*Stated problem:* Exact reproduction of the data is required, with images excluded.

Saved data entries
-=-=-=-=-

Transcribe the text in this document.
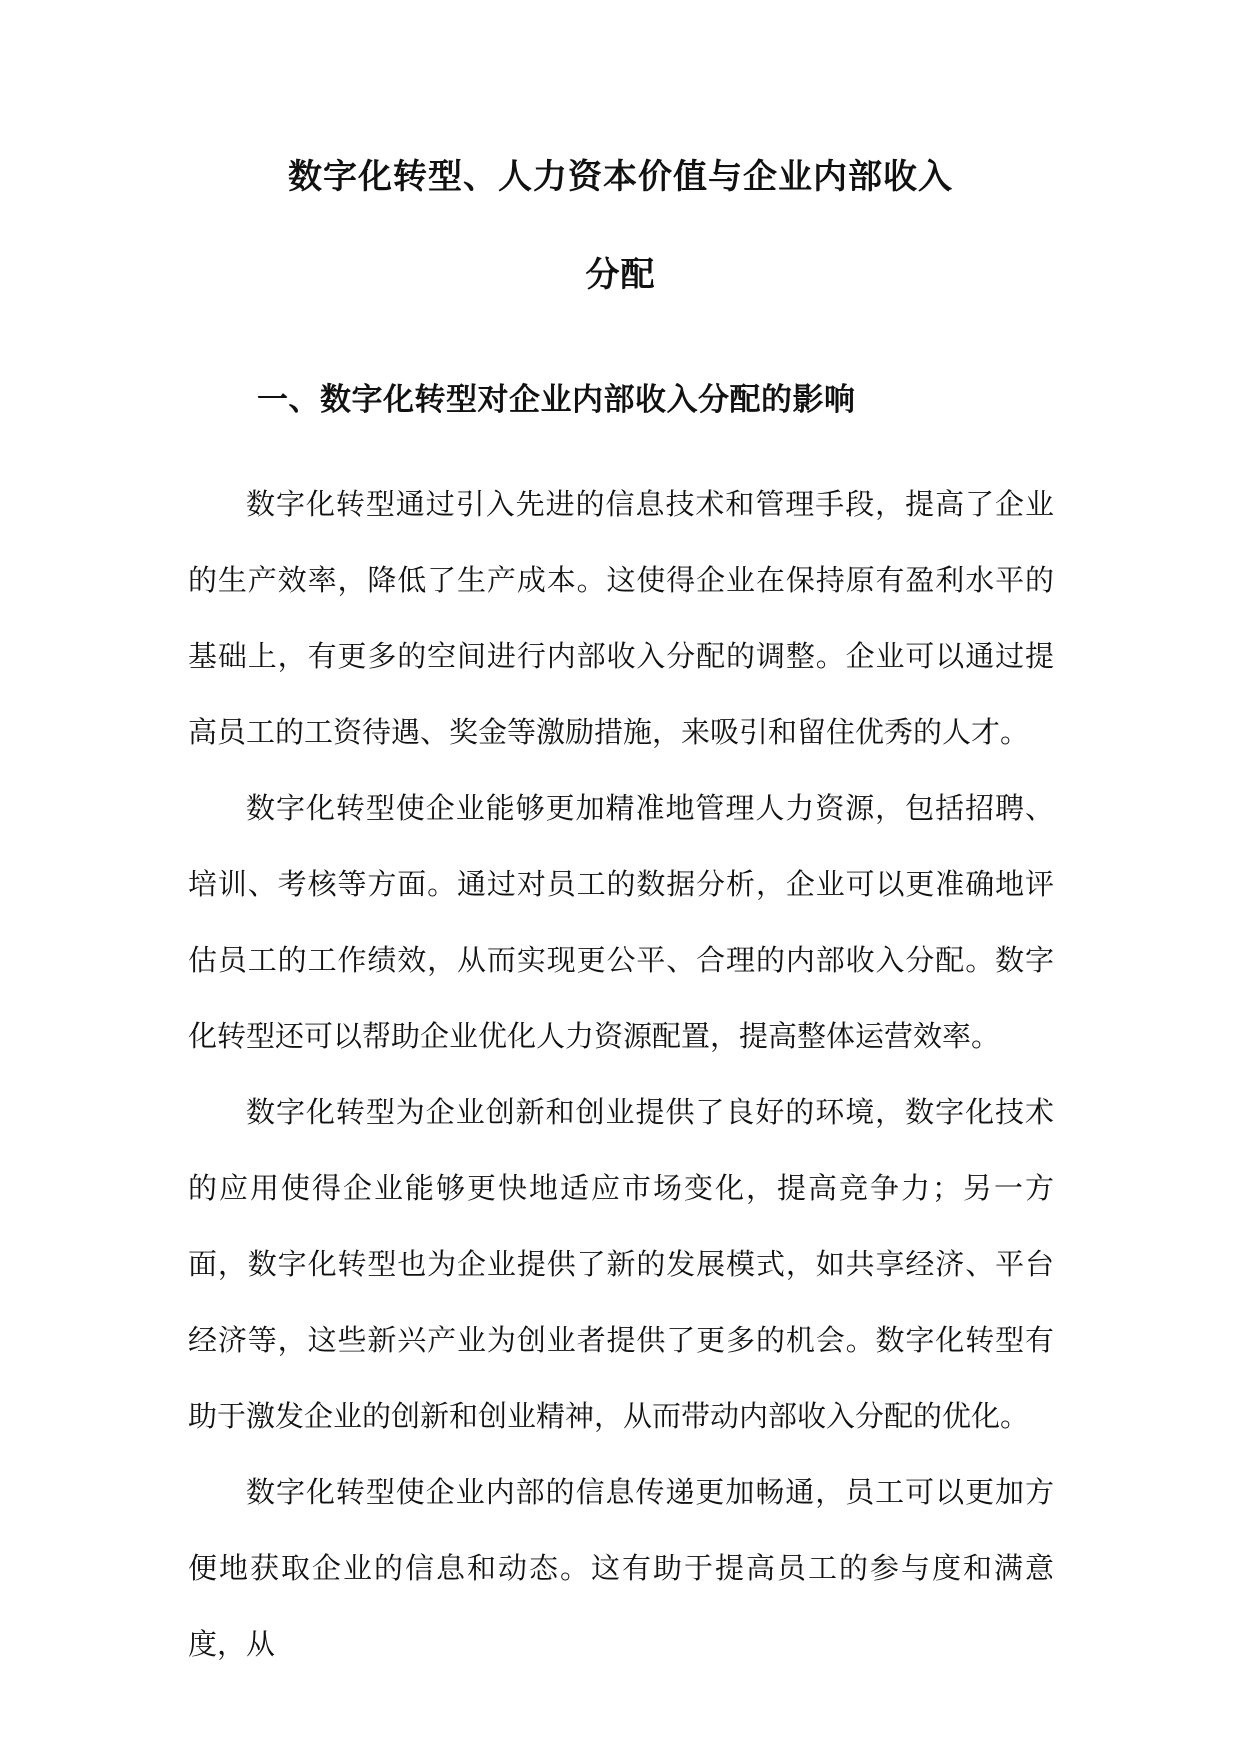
数字化转型、人力资本价值与企业内部收入
分配
一、数字化转型对企业内部收入分配的影响

数字化转型通过引入先进的信息技术和管理手段，提高了企业的生产效率，降低了生产成本。这使得企业在保持原有盈利水平的基础上，有更多的空间进行内部收入分配的调整。企业可以通过提高员工的工资待遇、奖金等激励措施，来吸引和留住优秀的人才。

数字化转型使企业能够更加精准地管理人力资源，包括招聘、培训、考核等方面。通过对员工的数据分析，企业可以更准确地评估员工的工作绩效，从而实现更公平、合理的内部收入分配。数字化转型还可以帮助企业优化人力资源配置，提高整体运营效率。

数字化转型为企业创新和创业提供了良好的环境，数字化技术的应用使得企业能够更快地适应市场变化，提高竞争力；另一方面，数字化转型也为企业提供了新的发展模式，如共享经济、平台经济等，这些新兴产业为创业者提供了更多的机会。数字化转型有助于激发企业的创新和创业精神，从而带动内部收入分配的优化。

数字化转型使企业内部的信息传递更加畅通，员工可以更加方便地获取企业的信息和动态。这有助于提高员工的参与度和满意度，从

-=-=-=-=-

*Response for this exercise:*
Transcribe the text in this document.
数字化转型、人力资本价值与企业内部收入
分配
一、数字化转型对企业内部收入分配的影响

数字化转型通过引入先进的信息技术和管理手段，提高了企业的生产效率，降低了生产成本。这使得企业在保持原有盈利水平的基础上，有更多的空间进行内部收入分配的调整。企业可以通过提高员工的工资待遇、奖金等激励措施，来吸引和留住优秀的人才。

数字化转型使企业能够更加精准地管理人力资源，包括招聘、培训、考核等方面。通过对员工的数据分析，企业可以更准确地评估员工的工作绩效，从而实现更公平、合理的内部收入分配。数字化转型还可以帮助企业优化人力资源配置，提高整体运营效率。

数字化转型为企业创新和创业提供了良好的环境，数字化技术的应用使得企业能够更快地适应市场变化，提高竞争力；另一方面，数字化转型也为企业提供了新的发展模式，如共享经济、平台经济等，这些新兴产业为创业者提供了更多的机会。数字化转型有助于激发企业的创新和创业精神，从而带动内部收入分配的优化。

数字化转型使企业内部的信息传递更加畅通，员工可以更加方便地获取企业的信息和动态。这有助于提高员工的参与度和满意度，从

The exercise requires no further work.